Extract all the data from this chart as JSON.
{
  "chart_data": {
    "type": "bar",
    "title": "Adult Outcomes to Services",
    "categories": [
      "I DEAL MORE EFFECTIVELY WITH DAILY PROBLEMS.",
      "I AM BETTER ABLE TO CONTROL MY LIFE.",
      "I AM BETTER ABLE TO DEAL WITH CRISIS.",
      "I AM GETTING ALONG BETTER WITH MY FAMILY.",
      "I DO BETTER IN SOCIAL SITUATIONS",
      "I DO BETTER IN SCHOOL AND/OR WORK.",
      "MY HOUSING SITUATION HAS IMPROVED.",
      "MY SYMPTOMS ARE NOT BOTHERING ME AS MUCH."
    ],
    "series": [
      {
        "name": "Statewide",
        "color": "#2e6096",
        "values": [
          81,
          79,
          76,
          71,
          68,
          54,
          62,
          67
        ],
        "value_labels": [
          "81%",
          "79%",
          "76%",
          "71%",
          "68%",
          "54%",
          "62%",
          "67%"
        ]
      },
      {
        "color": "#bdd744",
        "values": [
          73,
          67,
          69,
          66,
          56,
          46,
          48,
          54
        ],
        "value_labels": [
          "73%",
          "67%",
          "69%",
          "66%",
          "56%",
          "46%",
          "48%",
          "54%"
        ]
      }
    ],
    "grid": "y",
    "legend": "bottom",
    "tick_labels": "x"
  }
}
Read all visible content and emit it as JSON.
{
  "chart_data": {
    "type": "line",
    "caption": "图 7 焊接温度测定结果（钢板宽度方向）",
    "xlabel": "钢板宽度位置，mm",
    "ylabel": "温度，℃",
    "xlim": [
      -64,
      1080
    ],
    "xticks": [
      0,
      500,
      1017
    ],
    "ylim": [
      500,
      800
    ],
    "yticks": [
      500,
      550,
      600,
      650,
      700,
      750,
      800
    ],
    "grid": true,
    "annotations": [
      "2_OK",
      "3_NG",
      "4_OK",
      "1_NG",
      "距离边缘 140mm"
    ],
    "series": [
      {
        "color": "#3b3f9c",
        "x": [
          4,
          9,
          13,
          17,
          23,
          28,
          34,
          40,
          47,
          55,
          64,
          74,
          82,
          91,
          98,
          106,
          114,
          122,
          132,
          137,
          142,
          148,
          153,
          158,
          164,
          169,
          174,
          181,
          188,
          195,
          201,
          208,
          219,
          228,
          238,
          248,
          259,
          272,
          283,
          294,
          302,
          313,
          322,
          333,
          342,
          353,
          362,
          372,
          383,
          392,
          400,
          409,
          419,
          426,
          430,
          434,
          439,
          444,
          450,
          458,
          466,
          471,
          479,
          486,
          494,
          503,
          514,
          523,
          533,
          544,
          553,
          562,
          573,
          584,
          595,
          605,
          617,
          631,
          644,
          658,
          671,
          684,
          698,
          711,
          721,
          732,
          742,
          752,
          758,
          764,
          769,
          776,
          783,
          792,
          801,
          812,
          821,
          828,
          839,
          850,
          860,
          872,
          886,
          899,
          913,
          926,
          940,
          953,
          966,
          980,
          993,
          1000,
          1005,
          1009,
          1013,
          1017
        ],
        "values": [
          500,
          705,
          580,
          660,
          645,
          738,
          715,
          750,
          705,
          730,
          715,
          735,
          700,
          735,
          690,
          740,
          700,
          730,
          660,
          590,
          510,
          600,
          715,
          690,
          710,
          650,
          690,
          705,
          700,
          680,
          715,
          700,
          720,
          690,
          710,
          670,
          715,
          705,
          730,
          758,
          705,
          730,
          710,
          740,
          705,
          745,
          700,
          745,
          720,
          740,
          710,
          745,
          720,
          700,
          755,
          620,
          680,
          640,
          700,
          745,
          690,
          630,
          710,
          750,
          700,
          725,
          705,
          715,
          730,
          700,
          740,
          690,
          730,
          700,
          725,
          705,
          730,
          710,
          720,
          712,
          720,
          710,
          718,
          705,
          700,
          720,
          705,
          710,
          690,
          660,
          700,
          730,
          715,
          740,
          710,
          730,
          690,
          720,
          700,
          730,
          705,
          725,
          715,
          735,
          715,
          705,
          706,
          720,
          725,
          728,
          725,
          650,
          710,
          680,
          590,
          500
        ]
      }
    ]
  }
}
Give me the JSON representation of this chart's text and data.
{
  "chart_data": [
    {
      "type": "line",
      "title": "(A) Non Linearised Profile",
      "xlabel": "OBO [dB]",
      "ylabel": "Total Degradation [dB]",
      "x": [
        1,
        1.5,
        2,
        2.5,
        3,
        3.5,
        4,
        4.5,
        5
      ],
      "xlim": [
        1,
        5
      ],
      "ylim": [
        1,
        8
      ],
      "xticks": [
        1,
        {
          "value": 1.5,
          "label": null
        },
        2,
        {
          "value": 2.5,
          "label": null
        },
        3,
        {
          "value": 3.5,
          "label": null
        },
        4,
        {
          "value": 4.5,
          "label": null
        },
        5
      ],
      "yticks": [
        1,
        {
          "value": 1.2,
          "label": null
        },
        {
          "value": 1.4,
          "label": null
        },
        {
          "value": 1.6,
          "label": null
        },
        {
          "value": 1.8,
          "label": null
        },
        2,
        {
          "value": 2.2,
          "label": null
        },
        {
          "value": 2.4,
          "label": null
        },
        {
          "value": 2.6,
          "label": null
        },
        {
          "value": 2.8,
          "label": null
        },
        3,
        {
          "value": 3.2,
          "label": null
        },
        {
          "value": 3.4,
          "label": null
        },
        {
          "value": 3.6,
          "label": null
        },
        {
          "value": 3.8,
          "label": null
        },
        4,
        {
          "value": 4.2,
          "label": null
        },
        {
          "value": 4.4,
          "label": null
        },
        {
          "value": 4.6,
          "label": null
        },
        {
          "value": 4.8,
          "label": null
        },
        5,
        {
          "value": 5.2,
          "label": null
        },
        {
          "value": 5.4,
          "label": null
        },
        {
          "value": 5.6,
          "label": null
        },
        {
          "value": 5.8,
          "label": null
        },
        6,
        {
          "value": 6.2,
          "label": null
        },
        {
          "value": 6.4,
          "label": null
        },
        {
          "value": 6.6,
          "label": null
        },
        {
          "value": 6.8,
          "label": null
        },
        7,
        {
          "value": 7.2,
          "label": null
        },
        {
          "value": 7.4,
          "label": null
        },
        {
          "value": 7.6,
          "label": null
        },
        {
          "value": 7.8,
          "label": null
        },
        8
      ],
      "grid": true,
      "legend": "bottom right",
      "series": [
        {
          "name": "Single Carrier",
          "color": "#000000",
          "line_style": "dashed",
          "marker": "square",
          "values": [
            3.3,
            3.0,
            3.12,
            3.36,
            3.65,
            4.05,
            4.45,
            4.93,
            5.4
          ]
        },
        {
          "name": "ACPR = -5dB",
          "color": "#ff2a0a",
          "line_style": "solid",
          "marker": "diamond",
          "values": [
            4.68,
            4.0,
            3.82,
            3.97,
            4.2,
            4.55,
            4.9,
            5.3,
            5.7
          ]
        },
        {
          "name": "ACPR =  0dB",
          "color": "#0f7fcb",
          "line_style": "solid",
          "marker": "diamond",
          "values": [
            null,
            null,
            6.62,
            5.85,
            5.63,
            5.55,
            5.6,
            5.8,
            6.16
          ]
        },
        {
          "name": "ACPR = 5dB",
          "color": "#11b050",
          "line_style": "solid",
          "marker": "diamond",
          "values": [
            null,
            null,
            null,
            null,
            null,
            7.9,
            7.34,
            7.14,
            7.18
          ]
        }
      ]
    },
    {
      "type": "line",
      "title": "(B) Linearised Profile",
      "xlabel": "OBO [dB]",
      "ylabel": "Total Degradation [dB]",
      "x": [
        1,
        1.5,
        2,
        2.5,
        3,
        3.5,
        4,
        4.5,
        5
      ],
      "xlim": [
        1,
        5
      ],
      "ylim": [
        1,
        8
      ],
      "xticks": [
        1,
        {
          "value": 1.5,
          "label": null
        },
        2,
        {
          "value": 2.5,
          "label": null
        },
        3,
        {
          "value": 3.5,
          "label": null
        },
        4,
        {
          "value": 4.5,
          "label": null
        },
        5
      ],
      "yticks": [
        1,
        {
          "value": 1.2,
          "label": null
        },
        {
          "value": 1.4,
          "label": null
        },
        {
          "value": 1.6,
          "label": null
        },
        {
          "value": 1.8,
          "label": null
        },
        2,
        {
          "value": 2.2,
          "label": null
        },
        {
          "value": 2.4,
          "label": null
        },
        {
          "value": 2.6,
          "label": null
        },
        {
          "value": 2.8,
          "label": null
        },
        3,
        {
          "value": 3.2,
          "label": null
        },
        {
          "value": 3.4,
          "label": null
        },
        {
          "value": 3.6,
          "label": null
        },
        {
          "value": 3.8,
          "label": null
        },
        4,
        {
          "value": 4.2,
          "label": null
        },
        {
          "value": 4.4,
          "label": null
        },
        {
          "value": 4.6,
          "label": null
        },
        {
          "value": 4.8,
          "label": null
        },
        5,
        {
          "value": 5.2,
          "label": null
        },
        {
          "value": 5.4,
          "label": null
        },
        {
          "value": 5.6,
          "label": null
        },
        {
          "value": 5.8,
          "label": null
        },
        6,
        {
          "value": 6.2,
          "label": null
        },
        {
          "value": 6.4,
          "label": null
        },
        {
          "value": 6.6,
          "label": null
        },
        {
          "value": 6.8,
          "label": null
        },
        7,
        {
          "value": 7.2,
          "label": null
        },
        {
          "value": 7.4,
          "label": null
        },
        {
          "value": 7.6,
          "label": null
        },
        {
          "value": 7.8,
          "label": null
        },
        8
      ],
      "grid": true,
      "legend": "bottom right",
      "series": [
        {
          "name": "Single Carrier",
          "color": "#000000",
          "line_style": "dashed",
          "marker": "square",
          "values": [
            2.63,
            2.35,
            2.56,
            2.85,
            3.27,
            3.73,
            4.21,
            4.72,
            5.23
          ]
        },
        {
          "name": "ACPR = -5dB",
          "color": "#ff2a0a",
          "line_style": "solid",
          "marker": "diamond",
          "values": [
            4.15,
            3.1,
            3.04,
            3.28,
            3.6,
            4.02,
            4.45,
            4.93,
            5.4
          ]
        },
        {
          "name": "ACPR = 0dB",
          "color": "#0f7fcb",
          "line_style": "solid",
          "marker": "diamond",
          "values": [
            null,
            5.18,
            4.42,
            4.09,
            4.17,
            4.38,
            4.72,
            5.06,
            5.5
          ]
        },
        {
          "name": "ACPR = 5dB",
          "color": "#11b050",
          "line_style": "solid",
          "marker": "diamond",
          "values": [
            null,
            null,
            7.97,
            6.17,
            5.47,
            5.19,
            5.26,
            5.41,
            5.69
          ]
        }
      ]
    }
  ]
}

■ ■ ■ ■

__What you will do__.
Copy out every line of the listing that includes the string "Linearised".

__Exercise response__.
      "title": "(A) Non Linearised Profile",
      "title": "(B) Linearised Profile",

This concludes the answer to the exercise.